**PROBLEM REQUIREMENTS:**
Only lines holding the string "Surface" are wanted; copy each one from the material.

**INFORMATION PROVIDED:**
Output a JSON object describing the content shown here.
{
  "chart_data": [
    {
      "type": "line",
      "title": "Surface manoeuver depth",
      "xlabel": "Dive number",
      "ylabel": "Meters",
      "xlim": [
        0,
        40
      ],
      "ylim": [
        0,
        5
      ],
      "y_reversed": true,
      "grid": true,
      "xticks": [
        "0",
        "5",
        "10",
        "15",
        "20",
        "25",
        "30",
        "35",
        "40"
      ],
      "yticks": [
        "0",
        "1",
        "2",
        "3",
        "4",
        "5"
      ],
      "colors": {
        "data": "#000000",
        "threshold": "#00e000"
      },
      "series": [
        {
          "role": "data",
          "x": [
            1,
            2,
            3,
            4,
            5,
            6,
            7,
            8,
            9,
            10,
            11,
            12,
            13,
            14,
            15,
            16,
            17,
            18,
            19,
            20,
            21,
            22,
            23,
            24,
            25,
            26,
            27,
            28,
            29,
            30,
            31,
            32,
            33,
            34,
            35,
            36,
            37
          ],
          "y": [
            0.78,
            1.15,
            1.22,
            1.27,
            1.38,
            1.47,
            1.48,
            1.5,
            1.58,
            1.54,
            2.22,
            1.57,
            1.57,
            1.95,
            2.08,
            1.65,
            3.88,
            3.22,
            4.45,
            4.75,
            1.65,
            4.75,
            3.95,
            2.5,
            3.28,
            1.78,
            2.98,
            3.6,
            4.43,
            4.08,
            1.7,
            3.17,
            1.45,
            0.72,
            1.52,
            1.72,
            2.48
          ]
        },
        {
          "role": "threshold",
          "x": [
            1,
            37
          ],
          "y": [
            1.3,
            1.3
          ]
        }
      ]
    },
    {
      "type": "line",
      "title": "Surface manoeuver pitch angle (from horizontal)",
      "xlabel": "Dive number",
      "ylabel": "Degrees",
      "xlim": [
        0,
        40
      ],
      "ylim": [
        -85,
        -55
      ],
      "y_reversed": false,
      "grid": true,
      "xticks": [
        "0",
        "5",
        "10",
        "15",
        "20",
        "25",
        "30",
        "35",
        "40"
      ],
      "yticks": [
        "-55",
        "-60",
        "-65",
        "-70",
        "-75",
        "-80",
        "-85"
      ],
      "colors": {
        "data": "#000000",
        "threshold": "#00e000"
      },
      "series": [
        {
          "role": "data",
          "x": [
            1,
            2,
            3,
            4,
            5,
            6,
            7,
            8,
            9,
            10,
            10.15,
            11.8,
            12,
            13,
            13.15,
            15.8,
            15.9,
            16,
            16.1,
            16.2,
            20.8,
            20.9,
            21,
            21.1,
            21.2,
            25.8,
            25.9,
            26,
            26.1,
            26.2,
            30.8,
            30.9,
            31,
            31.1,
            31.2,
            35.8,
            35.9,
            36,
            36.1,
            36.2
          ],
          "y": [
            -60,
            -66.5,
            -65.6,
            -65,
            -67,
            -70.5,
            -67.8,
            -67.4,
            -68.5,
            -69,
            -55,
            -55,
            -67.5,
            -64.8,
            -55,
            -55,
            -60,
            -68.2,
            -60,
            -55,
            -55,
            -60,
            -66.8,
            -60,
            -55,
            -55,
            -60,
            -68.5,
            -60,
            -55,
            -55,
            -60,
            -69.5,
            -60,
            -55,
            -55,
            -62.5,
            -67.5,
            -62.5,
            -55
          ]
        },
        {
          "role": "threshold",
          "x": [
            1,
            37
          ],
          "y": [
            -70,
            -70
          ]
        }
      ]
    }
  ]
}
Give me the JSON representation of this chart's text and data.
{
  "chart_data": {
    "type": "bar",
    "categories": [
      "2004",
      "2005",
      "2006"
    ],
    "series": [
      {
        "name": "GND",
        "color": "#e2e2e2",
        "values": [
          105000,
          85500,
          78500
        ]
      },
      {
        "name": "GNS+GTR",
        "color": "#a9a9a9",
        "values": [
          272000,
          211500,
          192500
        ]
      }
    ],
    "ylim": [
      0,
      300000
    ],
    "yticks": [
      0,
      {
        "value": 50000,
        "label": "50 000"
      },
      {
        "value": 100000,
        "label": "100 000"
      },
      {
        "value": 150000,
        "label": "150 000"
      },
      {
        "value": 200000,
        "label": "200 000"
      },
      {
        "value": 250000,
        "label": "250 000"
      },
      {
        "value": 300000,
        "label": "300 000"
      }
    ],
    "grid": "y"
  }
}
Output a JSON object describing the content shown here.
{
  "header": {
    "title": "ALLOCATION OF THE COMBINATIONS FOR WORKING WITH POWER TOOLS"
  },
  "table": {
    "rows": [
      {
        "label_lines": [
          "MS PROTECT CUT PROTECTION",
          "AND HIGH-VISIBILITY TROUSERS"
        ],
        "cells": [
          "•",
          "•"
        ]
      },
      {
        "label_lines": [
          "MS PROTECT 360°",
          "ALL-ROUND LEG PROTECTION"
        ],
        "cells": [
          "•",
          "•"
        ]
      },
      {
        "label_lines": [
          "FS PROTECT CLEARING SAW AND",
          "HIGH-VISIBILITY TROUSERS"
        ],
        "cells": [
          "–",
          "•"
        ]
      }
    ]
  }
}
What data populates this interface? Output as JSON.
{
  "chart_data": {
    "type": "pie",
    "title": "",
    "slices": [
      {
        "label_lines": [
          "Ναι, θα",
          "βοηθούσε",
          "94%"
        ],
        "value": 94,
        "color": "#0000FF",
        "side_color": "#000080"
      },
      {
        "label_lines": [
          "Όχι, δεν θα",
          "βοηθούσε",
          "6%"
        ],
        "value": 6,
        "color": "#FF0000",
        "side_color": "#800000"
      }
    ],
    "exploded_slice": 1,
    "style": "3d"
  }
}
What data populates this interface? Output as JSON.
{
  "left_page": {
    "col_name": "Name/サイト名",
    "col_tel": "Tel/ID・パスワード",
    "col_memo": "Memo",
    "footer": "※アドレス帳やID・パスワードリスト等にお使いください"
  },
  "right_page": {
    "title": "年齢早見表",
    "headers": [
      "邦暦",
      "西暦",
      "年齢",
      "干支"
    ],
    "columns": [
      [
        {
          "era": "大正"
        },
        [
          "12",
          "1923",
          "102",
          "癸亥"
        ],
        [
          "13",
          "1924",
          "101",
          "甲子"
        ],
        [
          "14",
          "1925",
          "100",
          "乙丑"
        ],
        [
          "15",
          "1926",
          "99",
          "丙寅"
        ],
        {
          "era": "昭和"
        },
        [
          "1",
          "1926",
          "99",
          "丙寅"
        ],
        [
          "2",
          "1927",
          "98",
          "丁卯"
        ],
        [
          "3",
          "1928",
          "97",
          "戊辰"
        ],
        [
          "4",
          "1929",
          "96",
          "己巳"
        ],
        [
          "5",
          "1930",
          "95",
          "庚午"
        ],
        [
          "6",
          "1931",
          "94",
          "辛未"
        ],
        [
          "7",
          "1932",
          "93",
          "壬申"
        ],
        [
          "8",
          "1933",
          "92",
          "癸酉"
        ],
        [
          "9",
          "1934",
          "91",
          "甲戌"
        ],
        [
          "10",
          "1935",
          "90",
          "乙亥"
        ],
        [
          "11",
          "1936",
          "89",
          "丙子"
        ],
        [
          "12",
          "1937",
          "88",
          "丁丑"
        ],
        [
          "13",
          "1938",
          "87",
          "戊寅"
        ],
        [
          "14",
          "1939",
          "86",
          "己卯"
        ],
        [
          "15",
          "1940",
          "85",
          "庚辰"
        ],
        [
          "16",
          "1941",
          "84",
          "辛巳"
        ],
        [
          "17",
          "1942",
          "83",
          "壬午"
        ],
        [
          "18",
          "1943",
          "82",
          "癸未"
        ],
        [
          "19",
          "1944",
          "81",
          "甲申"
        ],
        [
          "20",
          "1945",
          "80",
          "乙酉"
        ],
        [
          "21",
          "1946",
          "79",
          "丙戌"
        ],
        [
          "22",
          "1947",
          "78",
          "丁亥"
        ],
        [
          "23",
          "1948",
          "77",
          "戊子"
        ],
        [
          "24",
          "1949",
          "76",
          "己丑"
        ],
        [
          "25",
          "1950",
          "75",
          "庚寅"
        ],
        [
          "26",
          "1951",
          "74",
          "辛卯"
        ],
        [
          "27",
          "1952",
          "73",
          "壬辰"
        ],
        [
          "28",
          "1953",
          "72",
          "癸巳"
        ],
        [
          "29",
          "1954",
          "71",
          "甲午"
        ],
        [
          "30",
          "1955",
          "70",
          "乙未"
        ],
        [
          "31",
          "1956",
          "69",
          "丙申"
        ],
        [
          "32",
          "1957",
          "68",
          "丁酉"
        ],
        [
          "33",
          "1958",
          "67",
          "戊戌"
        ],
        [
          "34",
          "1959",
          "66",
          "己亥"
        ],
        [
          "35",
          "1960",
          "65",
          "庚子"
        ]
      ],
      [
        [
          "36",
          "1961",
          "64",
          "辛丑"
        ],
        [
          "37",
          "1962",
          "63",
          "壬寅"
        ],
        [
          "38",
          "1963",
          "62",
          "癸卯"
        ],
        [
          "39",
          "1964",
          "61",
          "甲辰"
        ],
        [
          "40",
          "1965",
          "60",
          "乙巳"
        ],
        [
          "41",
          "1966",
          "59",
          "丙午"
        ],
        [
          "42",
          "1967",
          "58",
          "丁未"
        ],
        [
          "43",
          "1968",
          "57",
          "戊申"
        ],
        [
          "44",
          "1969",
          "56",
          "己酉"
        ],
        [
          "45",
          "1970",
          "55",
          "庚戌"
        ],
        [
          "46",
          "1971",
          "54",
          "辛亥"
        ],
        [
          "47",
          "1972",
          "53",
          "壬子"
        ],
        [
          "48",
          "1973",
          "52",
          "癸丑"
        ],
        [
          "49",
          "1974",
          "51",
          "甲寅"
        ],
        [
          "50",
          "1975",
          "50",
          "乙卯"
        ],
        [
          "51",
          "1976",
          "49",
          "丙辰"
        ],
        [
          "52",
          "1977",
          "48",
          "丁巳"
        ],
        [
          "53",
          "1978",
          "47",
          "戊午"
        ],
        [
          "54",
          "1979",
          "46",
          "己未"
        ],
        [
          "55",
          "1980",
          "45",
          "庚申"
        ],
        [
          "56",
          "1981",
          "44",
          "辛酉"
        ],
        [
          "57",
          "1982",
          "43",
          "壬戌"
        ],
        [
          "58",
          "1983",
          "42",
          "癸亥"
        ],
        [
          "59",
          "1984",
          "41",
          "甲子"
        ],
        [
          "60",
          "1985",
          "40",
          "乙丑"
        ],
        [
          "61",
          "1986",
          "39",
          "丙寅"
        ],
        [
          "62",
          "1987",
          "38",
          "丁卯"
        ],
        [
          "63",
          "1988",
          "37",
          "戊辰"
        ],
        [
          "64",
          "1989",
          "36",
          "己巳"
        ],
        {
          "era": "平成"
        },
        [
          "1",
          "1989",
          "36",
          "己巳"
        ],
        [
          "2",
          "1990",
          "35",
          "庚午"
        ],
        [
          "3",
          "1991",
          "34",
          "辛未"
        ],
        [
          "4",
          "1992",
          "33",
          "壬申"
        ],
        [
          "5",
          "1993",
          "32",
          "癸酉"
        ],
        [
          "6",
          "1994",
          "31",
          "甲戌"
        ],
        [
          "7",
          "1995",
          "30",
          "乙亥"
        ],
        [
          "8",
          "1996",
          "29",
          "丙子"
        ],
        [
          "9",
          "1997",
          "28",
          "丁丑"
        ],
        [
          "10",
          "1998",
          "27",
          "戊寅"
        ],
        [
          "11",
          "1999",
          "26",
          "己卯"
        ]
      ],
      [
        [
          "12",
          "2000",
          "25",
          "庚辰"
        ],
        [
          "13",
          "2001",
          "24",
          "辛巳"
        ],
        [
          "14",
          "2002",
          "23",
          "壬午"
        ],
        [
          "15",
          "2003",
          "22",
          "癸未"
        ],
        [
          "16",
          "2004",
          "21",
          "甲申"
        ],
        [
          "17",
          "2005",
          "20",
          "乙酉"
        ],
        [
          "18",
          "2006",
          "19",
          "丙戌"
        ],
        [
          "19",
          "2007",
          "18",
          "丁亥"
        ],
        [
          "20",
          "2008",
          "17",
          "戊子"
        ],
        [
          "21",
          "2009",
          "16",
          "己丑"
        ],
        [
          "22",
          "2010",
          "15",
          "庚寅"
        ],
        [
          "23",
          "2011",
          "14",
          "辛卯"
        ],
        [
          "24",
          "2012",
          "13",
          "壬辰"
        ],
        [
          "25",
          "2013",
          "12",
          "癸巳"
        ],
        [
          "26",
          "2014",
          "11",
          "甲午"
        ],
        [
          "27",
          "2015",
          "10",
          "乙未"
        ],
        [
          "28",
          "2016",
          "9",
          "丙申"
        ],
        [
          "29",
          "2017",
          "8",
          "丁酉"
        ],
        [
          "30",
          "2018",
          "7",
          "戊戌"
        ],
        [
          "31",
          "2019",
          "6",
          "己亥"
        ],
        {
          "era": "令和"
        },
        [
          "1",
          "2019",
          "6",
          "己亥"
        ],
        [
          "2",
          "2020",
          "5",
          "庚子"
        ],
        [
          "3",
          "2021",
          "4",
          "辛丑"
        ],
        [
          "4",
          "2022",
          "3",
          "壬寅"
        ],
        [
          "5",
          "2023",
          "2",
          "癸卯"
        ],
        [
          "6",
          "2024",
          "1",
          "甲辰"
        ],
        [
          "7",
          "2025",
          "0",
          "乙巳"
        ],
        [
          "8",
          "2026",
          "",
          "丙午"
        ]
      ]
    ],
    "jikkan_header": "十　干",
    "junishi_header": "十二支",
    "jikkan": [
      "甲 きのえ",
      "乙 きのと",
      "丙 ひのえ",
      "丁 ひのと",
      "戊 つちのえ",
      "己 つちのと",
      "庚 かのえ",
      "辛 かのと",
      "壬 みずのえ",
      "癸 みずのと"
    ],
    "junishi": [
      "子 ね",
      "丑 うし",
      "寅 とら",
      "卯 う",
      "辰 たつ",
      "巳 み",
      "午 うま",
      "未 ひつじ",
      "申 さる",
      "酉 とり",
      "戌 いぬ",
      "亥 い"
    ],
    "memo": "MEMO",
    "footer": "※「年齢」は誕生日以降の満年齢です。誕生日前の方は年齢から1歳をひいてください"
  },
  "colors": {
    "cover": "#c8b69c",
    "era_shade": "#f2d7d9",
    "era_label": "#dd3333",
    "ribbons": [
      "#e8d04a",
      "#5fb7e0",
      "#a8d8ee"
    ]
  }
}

**WRITTEN ANSWER:**
      "title": "Surface manoeuver depth",
      "title": "Surface manoeuver pitch angle (from horizontal)",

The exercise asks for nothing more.